Input ->
Begin

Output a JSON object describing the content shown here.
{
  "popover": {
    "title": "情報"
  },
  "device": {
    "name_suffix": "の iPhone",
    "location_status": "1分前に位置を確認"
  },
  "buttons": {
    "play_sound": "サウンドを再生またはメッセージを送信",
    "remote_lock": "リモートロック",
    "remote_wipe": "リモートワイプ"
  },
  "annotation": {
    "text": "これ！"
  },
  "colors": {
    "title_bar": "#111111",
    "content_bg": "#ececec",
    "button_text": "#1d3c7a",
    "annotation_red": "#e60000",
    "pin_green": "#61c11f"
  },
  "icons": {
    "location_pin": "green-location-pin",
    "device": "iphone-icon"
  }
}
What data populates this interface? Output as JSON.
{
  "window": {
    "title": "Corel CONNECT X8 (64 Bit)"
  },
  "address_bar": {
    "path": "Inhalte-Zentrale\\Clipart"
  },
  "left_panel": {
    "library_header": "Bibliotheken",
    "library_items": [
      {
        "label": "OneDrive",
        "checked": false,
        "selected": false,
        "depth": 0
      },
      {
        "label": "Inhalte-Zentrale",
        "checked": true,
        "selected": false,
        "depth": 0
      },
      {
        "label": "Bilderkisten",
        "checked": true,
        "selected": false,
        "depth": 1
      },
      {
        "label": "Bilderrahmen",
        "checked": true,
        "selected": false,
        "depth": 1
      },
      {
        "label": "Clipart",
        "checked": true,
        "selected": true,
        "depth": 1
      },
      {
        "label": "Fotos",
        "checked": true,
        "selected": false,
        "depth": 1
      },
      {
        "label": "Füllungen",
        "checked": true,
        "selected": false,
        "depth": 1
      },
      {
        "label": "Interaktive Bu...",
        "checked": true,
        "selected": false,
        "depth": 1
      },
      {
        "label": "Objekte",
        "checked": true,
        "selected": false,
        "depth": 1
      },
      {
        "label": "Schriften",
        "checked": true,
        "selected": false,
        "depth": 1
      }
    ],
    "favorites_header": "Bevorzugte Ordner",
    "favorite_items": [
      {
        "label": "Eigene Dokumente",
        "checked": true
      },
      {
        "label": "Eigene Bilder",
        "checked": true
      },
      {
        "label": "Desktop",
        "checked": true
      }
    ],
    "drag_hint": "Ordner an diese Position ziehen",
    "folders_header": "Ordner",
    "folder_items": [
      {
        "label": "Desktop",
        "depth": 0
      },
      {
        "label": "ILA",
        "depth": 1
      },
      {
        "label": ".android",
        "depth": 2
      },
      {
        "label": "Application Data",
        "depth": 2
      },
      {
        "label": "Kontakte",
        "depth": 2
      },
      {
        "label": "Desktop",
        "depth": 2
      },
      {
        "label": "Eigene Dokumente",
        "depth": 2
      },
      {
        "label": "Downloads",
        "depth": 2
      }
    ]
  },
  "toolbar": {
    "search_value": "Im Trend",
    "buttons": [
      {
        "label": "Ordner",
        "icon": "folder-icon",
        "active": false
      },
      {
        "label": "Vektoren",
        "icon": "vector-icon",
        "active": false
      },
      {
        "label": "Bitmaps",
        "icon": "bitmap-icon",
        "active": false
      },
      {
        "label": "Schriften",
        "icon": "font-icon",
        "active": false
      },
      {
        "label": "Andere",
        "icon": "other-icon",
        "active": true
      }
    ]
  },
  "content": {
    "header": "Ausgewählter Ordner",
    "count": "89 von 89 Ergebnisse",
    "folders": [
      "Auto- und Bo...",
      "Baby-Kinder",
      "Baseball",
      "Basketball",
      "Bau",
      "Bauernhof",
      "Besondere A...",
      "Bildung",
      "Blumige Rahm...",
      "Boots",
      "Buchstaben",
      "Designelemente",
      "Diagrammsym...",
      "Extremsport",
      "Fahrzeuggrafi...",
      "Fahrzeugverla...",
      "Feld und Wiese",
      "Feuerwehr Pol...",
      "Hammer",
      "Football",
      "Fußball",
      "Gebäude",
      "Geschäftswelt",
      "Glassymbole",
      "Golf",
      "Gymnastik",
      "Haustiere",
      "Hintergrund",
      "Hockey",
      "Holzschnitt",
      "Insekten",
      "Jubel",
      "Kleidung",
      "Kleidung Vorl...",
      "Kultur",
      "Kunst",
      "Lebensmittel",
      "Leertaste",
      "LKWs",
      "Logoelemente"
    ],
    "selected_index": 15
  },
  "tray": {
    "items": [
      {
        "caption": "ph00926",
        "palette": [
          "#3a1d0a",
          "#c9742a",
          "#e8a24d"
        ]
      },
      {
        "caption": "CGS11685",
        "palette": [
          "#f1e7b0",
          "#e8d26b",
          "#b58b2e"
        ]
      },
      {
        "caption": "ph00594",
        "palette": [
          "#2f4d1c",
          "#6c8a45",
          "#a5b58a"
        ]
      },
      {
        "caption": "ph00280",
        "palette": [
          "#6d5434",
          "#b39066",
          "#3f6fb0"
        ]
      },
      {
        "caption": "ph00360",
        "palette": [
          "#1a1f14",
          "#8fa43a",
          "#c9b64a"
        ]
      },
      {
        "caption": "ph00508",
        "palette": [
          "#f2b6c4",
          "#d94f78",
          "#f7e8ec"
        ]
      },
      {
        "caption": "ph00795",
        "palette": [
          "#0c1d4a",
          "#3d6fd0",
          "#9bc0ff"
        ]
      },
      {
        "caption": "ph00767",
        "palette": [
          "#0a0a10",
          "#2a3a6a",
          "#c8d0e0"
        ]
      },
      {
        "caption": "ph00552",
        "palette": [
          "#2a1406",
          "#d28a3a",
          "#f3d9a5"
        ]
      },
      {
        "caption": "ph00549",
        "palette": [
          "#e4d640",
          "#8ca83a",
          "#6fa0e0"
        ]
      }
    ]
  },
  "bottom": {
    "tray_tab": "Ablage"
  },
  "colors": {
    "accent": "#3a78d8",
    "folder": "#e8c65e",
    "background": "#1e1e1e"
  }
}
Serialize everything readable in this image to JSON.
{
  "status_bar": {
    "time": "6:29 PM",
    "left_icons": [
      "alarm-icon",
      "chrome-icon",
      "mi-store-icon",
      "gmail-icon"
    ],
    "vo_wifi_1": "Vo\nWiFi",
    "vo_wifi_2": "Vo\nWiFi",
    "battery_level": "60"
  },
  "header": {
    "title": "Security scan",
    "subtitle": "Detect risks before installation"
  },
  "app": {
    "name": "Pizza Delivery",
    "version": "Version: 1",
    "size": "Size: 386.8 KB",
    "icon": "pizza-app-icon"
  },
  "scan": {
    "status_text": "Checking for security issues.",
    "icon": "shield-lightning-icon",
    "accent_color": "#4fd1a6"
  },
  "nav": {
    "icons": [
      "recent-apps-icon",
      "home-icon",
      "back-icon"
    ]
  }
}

End

What you will do ->
Reproduce every entry shown above, precisely as it stands.

Task response ->
Output a JSON object describing the content shown here.
{
  "popover": {
    "title": "情報"
  },
  "device": {
    "name_suffix": "の iPhone",
    "location_status": "1分前に位置を確認"
  },
  "buttons": {
    "play_sound": "サウンドを再生またはメッセージを送信",
    "remote_lock": "リモートロック",
    "remote_wipe": "リモートワイプ"
  },
  "annotation": {
    "text": "これ！"
  },
  "colors": {
    "title_bar": "#111111",
    "content_bg": "#ececec",
    "button_text": "#1d3c7a",
    "annotation_red": "#e60000",
    "pin_green": "#61c11f"
  },
  "icons": {
    "location_pin": "green-location-pin",
    "device": "iphone-icon"
  }
}
What data populates this interface? Output as JSON.
{
  "window": {
    "title": "Corel CONNECT X8 (64 Bit)"
  },
  "address_bar": {
    "path": "Inhalte-Zentrale\\Clipart"
  },
  "left_panel": {
    "library_header": "Bibliotheken",
    "library_items": [
      {
        "label": "OneDrive",
        "checked": false,
        "selected": false,
        "depth": 0
      },
      {
        "label": "Inhalte-Zentrale",
        "checked": true,
        "selected": false,
        "depth": 0
      },
      {
        "label": "Bilderkisten",
        "checked": true,
        "selected": false,
        "depth": 1
      },
      {
        "label": "Bilderrahmen",
        "checked": true,
        "selected": false,
        "depth": 1
      },
      {
        "label": "Clipart",
        "checked": true,
        "selected": true,
        "depth": 1
      },
      {
        "label": "Fotos",
        "checked": true,
        "selected": false,
        "depth": 1
      },
      {
        "label": "Füllungen",
        "checked": true,
        "selected": false,
        "depth": 1
      },
      {
        "label": "Interaktive Bu...",
        "checked": true,
        "selected": false,
        "depth": 1
      },
      {
        "label": "Objekte",
        "checked": true,
        "selected": false,
        "depth": 1
      },
      {
        "label": "Schriften",
        "checked": true,
        "selected": false,
        "depth": 1
      }
    ],
    "favorites_header": "Bevorzugte Ordner",
    "favorite_items": [
      {
        "label": "Eigene Dokumente",
        "checked": true
      },
      {
        "label": "Eigene Bilder",
        "checked": true
      },
      {
        "label": "Desktop",
        "checked": true
      }
    ],
    "drag_hint": "Ordner an diese Position ziehen",
    "folders_header": "Ordner",
    "folder_items": [
      {
        "label": "Desktop",
        "depth": 0
      },
      {
        "label": "ILA",
        "depth": 1
      },
      {
        "label": ".android",
        "depth": 2
      },
      {
        "label": "Application Data",
        "depth": 2
      },
      {
        "label": "Kontakte",
        "depth": 2
      },
      {
        "label": "Desktop",
        "depth": 2
      },
      {
        "label": "Eigene Dokumente",
        "depth": 2
      },
      {
        "label": "Downloads",
        "depth": 2
      }
    ]
  },
  "toolbar": {
    "search_value": "Im Trend",
    "buttons": [
      {
        "label": "Ordner",
        "icon": "folder-icon",
        "active": false
      },
      {
        "label": "Vektoren",
        "icon": "vector-icon",
        "active": false
      },
      {
        "label": "Bitmaps",
        "icon": "bitmap-icon",
        "active": false
      },
      {
        "label": "Schriften",
        "icon": "font-icon",
        "active": false
      },
      {
        "label": "Andere",
        "icon": "other-icon",
        "active": true
      }
    ]
  },
  "content": {
    "header": "Ausgewählter Ordner",
    "count": "89 von 89 Ergebnisse",
    "folders": [
      "Auto- und Bo...",
      "Baby-Kinder",
      "Baseball",
      "Basketball",
      "Bau",
      "Bauernhof",
      "Besondere A...",
      "Bildung",
      "Blumige Rahm...",
      "Boots",
      "Buchstaben",
      "Designelemente",
      "Diagrammsym...",
      "Extremsport",
      "Fahrzeuggrafi...",
      "Fahrzeugverla...",
      "Feld und Wiese",
      "Feuerwehr Pol...",
      "Hammer",
      "Football",
      "Fußball",
      "Gebäude",
      "Geschäftswelt",
      "Glassymbole",
      "Golf",
      "Gymnastik",
      "Haustiere",
      "Hintergrund",
      "Hockey",
      "Holzschnitt",
      "Insekten",
      "Jubel",
      "Kleidung",
      "Kleidung Vorl...",
      "Kultur",
      "Kunst",
      "Lebensmittel",
      "Leertaste",
      "LKWs",
      "Logoelemente"
    ],
    "selected_index": 15
  },
  "tray": {
    "items": [
      {
        "caption": "ph00926",
        "palette": [
          "#3a1d0a",
          "#c9742a",
          "#e8a24d"
        ]
      },
      {
        "caption": "CGS11685",
        "palette": [
          "#f1e7b0",
          "#e8d26b",
          "#b58b2e"
        ]
      },
      {
        "caption": "ph00594",
        "palette": [
          "#2f4d1c",
          "#6c8a45",
          "#a5b58a"
        ]
      },
      {
        "caption": "ph00280",
        "palette": [
          "#6d5434",
          "#b39066",
          "#3f6fb0"
        ]
      },
      {
        "caption": "ph00360",
        "palette": [
          "#1a1f14",
          "#8fa43a",
          "#c9b64a"
        ]
      },
      {
        "caption": "ph00508",
        "palette": [
          "#f2b6c4",
          "#d94f78",
          "#f7e8ec"
        ]
      },
      {
        "caption": "ph00795",
        "palette": [
          "#0c1d4a",
          "#3d6fd0",
          "#9bc0ff"
        ]
      },
      {
        "caption": "ph00767",
        "palette": [
          "#0a0a10",
          "#2a3a6a",
          "#c8d0e0"
        ]
      },
      {
        "caption": "ph00552",
        "palette": [
          "#2a1406",
          "#d28a3a",
          "#f3d9a5"
        ]
      },
      {
        "caption": "ph00549",
        "palette": [
          "#e4d640",
          "#8ca83a",
          "#6fa0e0"
        ]
      }
    ]
  },
  "bottom": {
    "tray_tab": "Ablage"
  },
  "colors": {
    "accent": "#3a78d8",
    "folder": "#e8c65e",
    "background": "#1e1e1e"
  }
}
Serialize everything readable in this image to JSON.
{
  "status_bar": {
    "time": "6:29 PM",
    "left_icons": [
      "alarm-icon",
      "chrome-icon",
      "mi-store-icon",
      "gmail-icon"
    ],
    "vo_wifi_1": "Vo\nWiFi",
    "vo_wifi_2": "Vo\nWiFi",
    "battery_level": "60"
  },
  "header": {
    "title": "Security scan",
    "subtitle": "Detect risks before installation"
  },
  "app": {
    "name": "Pizza Delivery",
    "version": "Version: 1",
    "size": "Size: 386.8 KB",
    "icon": "pizza-app-icon"
  },
  "scan": {
    "status_text": "Checking for security issues.",
    "icon": "shield-lightning-icon",
    "accent_color": "#4fd1a6"
  },
  "nav": {
    "icons": [
      "recent-apps-icon",
      "home-icon",
      "back-icon"
    ]
  }
}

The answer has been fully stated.